> AIM:
Go over the entries below line by line, copying each one that contains the word "text".

[Data entries for graphics]
━━━━
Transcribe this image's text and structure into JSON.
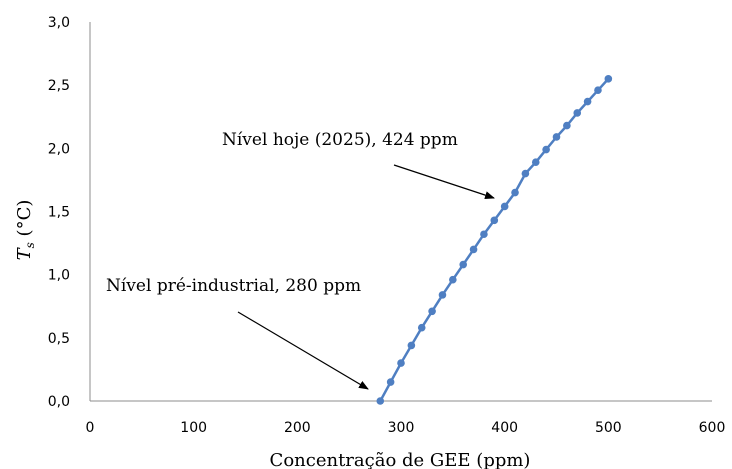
{
  "chart_data": {
    "type": "line",
    "title": "",
    "xlabel": "Concentração de GEE (ppm)",
    "ylabel": {
      "symbol": "T",
      "subscript": "s",
      "unit": " (°C)"
    },
    "xlim": [
      0,
      600
    ],
    "ylim": [
      0,
      3
    ],
    "x_ticks": [
      0,
      100,
      200,
      300,
      400,
      500,
      600
    ],
    "x_tick_labels": [
      "0",
      "100",
      "200",
      "300",
      "400",
      "500",
      "600"
    ],
    "y_ticks": [
      0,
      0.5,
      1,
      1.5,
      2,
      2.5,
      3
    ],
    "y_tick_labels": [
      "0,0",
      "0,5",
      "1,0",
      "1,5",
      "2,0",
      "2,5",
      "3,0"
    ],
    "grid": false,
    "legend": "none",
    "series": [
      {
        "color": "#4f7fc2",
        "marker": "circle",
        "x": [
          280,
          290,
          300,
          310,
          320,
          330,
          340,
          350,
          360,
          370,
          380,
          390,
          400,
          410,
          420,
          430,
          440,
          450,
          460,
          470,
          480,
          490,
          500
        ],
        "y": [
          0.0,
          0.15,
          0.3,
          0.44,
          0.58,
          0.71,
          0.84,
          0.96,
          1.08,
          1.2,
          1.32,
          1.43,
          1.54,
          1.65,
          1.8,
          1.89,
          1.99,
          2.09,
          2.18,
          2.28,
          2.37,
          2.46,
          2.55
        ]
      }
    ],
    "annotations": [
      {
        "text": "Nível hoje (2025), 424 ppm",
        "target": [
          395,
          1.57
        ]
      },
      {
        "text": "Nível pré-industrial, 280 ppm",
        "target": [
          265,
          0.08
        ]
      }
    ]
  }
}
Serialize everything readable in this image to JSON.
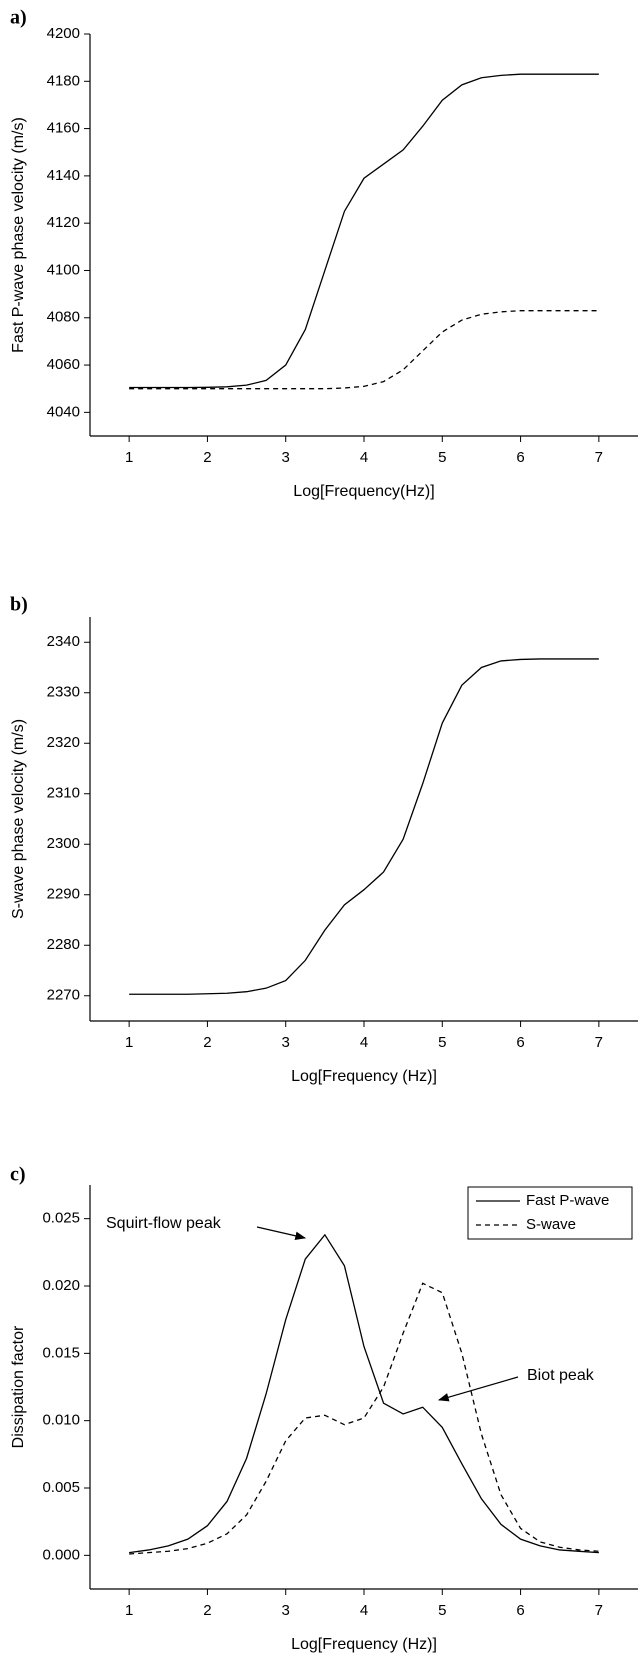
{
  "chart_data": [
    {
      "type": "line",
      "label": "a)",
      "xlabel": "Log[Frequency(Hz)]",
      "ylabel": "Fast P-wave phase velocity (m/s)",
      "x": [
        1,
        1.25,
        1.5,
        1.75,
        2,
        2.25,
        2.5,
        2.75,
        3,
        3.25,
        3.5,
        3.75,
        4,
        4.25,
        4.5,
        4.75,
        5,
        5.25,
        5.5,
        5.75,
        6,
        6.25,
        6.5,
        6.75,
        7
      ],
      "xlim": [
        0.5,
        7.5
      ],
      "xticks": [
        1,
        2,
        3,
        4,
        5,
        6,
        7
      ],
      "ylim": [
        4030,
        4200
      ],
      "yticks": [
        4040,
        4060,
        4080,
        4100,
        4120,
        4140,
        4160,
        4180,
        4200
      ],
      "series": [
        {
          "color": "#000000",
          "line_style": "solid",
          "values": [
            4050.5,
            4050.5,
            4050.5,
            4050.5,
            4050.6,
            4050.8,
            4051.5,
            4053.5,
            4060,
            4075,
            4100,
            4125,
            4139,
            4145,
            4151,
            4161,
            4172,
            4178.5,
            4181.5,
            4182.5,
            4183,
            4183,
            4183,
            4183,
            4183
          ]
        },
        {
          "color": "#000000",
          "line_style": "dashed",
          "values": [
            4050,
            4050,
            4050,
            4050,
            4050,
            4050,
            4050,
            4050,
            4050,
            4050,
            4050,
            4050.3,
            4051,
            4053,
            4058,
            4066,
            4074,
            4079,
            4081.5,
            4082.5,
            4083,
            4083,
            4083,
            4083,
            4083
          ]
        }
      ]
    },
    {
      "type": "line",
      "label": "b)",
      "xlabel": "Log[Frequency (Hz)]",
      "ylabel": "S-wave phase velocity (m/s)",
      "x": [
        1,
        1.25,
        1.5,
        1.75,
        2,
        2.25,
        2.5,
        2.75,
        3,
        3.25,
        3.5,
        3.75,
        4,
        4.25,
        4.5,
        4.75,
        5,
        5.25,
        5.5,
        5.75,
        6,
        6.25,
        6.5,
        6.75,
        7
      ],
      "xlim": [
        0.5,
        7.5
      ],
      "xticks": [
        1,
        2,
        3,
        4,
        5,
        6,
        7
      ],
      "ylim": [
        2265,
        2345
      ],
      "yticks": [
        2270,
        2280,
        2290,
        2300,
        2310,
        2320,
        2330,
        2340
      ],
      "series": [
        {
          "color": "#000000",
          "line_style": "solid",
          "values": [
            2270.3,
            2270.3,
            2270.3,
            2270.3,
            2270.4,
            2270.5,
            2270.8,
            2271.5,
            2273,
            2277,
            2283,
            2288,
            2291,
            2294.5,
            2301,
            2312,
            2324,
            2331.5,
            2335,
            2336.3,
            2336.6,
            2336.7,
            2336.7,
            2336.7,
            2336.7
          ]
        }
      ]
    },
    {
      "type": "line",
      "label": "c)",
      "xlabel": "Log[Frequency (Hz)]",
      "ylabel": "Dissipation factor",
      "x": [
        1,
        1.25,
        1.5,
        1.75,
        2,
        2.25,
        2.5,
        2.75,
        3,
        3.25,
        3.5,
        3.75,
        4,
        4.25,
        4.5,
        4.75,
        5,
        5.25,
        5.5,
        5.75,
        6,
        6.25,
        6.5,
        6.75,
        7
      ],
      "xlim": [
        0.5,
        7.5
      ],
      "xticks": [
        1,
        2,
        3,
        4,
        5,
        6,
        7
      ],
      "ylim": [
        -0.0025,
        0.0275
      ],
      "yticks": [
        {
          "value": 0,
          "label": "0.000"
        },
        {
          "value": 0.005,
          "label": "0.005"
        },
        {
          "value": 0.01,
          "label": "0.010"
        },
        {
          "value": 0.015,
          "label": "0.015"
        },
        {
          "value": 0.02,
          "label": "0.020"
        },
        {
          "value": 0.025,
          "label": "0.025"
        }
      ],
      "legend": "upper right",
      "annotations": [
        "Squirt-flow peak",
        "Biot peak"
      ],
      "series": [
        {
          "name": "Fast P-wave",
          "color": "#000000",
          "line_style": "solid",
          "values": [
            0.0002,
            0.0004,
            0.0007,
            0.0012,
            0.0022,
            0.004,
            0.0072,
            0.012,
            0.0175,
            0.022,
            0.0238,
            0.0215,
            0.0155,
            0.0113,
            0.0105,
            0.011,
            0.0095,
            0.0068,
            0.0042,
            0.0023,
            0.0012,
            0.0007,
            0.0004,
            0.0003,
            0.0002
          ]
        },
        {
          "name": "S-wave",
          "color": "#000000",
          "line_style": "dashed",
          "values": [
            0.0001,
            0.0002,
            0.0003,
            0.0005,
            0.0009,
            0.0016,
            0.003,
            0.0055,
            0.0085,
            0.0102,
            0.0104,
            0.0097,
            0.0102,
            0.0125,
            0.0165,
            0.0202,
            0.0195,
            0.015,
            0.009,
            0.0045,
            0.002,
            0.001,
            0.0006,
            0.0004,
            0.0003
          ]
        }
      ]
    }
  ]
}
━━━━
> EXERCISE OUTPUT:
Transcribe this image's text and structure into JSON.
        "text": "Nível hoje (2025), 424 ppm",
        "text": "Nível pré-industrial, 280 ppm",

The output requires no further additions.